[START Available records]
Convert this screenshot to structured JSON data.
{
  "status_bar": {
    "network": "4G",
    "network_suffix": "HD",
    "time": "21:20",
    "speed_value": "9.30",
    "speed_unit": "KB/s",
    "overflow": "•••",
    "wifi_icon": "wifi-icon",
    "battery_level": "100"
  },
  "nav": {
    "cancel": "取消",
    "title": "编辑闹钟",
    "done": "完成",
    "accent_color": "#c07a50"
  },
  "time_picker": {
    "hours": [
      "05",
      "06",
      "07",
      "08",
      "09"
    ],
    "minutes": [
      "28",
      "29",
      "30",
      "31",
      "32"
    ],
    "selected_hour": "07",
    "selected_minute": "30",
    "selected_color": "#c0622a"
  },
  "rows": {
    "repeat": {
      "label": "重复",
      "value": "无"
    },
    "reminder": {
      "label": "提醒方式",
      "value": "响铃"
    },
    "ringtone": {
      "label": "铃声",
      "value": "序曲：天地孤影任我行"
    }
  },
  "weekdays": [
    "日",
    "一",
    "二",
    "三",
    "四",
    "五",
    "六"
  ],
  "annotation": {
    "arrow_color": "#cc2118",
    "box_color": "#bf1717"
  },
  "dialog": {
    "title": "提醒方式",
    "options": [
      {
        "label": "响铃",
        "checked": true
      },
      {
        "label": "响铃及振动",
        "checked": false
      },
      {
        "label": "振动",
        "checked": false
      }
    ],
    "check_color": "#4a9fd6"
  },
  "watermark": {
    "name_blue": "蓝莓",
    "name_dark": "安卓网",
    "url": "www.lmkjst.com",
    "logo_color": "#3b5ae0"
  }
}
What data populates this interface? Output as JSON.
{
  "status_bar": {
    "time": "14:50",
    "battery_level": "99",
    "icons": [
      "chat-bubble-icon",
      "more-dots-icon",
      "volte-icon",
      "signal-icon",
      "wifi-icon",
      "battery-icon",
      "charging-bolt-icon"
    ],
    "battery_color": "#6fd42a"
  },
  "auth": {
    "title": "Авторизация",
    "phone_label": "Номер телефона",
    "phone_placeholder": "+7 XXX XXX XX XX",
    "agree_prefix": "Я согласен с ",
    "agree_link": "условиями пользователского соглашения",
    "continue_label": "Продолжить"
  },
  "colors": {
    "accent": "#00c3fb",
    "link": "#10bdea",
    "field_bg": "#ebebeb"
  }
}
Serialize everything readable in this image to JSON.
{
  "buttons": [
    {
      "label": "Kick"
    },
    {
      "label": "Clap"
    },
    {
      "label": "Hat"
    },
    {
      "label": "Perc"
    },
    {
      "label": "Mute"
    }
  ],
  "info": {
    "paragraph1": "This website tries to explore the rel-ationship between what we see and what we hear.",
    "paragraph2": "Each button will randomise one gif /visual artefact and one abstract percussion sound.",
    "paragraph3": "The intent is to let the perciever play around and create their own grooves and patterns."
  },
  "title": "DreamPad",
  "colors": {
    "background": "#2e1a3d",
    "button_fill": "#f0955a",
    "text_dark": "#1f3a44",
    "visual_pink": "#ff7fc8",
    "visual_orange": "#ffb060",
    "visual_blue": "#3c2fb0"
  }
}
[END Available records]
_What needs to be done_.
Copy out the full material exactly as it appears.

_Result for this task_.
Convert this screenshot to structured JSON data.
{
  "status_bar": {
    "network": "4G",
    "network_suffix": "HD",
    "time": "21:20",
    "speed_value": "9.30",
    "speed_unit": "KB/s",
    "overflow": "•••",
    "wifi_icon": "wifi-icon",
    "battery_level": "100"
  },
  "nav": {
    "cancel": "取消",
    "title": "编辑闹钟",
    "done": "完成",
    "accent_color": "#c07a50"
  },
  "time_picker": {
    "hours": [
      "05",
      "06",
      "07",
      "08",
      "09"
    ],
    "minutes": [
      "28",
      "29",
      "30",
      "31",
      "32"
    ],
    "selected_hour": "07",
    "selected_minute": "30",
    "selected_color": "#c0622a"
  },
  "rows": {
    "repeat": {
      "label": "重复",
      "value": "无"
    },
    "reminder": {
      "label": "提醒方式",
      "value": "响铃"
    },
    "ringtone": {
      "label": "铃声",
      "value": "序曲：天地孤影任我行"
    }
  },
  "weekdays": [
    "日",
    "一",
    "二",
    "三",
    "四",
    "五",
    "六"
  ],
  "annotation": {
    "arrow_color": "#cc2118",
    "box_color": "#bf1717"
  },
  "dialog": {
    "title": "提醒方式",
    "options": [
      {
        "label": "响铃",
        "checked": true
      },
      {
        "label": "响铃及振动",
        "checked": false
      },
      {
        "label": "振动",
        "checked": false
      }
    ],
    "check_color": "#4a9fd6"
  },
  "watermark": {
    "name_blue": "蓝莓",
    "name_dark": "安卓网",
    "url": "www.lmkjst.com",
    "logo_color": "#3b5ae0"
  }
}
What data populates this interface? Output as JSON.
{
  "status_bar": {
    "time": "14:50",
    "battery_level": "99",
    "icons": [
      "chat-bubble-icon",
      "more-dots-icon",
      "volte-icon",
      "signal-icon",
      "wifi-icon",
      "battery-icon",
      "charging-bolt-icon"
    ],
    "battery_color": "#6fd42a"
  },
  "auth": {
    "title": "Авторизация",
    "phone_label": "Номер телефона",
    "phone_placeholder": "+7 XXX XXX XX XX",
    "agree_prefix": "Я согласен с ",
    "agree_link": "условиями пользователского соглашения",
    "continue_label": "Продолжить"
  },
  "colors": {
    "accent": "#00c3fb",
    "link": "#10bdea",
    "field_bg": "#ebebeb"
  }
}
Serialize everything readable in this image to JSON.
{
  "buttons": [
    {
      "label": "Kick"
    },
    {
      "label": "Clap"
    },
    {
      "label": "Hat"
    },
    {
      "label": "Perc"
    },
    {
      "label": "Mute"
    }
  ],
  "info": {
    "paragraph1": "This website tries to explore the rel-ationship between what we see and what we hear.",
    "paragraph2": "Each button will randomise one gif /visual artefact and one abstract percussion sound.",
    "paragraph3": "The intent is to let the perciever play around and create their own grooves and patterns."
  },
  "title": "DreamPad",
  "colors": {
    "background": "#2e1a3d",
    "button_fill": "#f0955a",
    "text_dark": "#1f3a44",
    "visual_pink": "#ff7fc8",
    "visual_orange": "#ffb060",
    "visual_blue": "#3c2fb0"
  }
}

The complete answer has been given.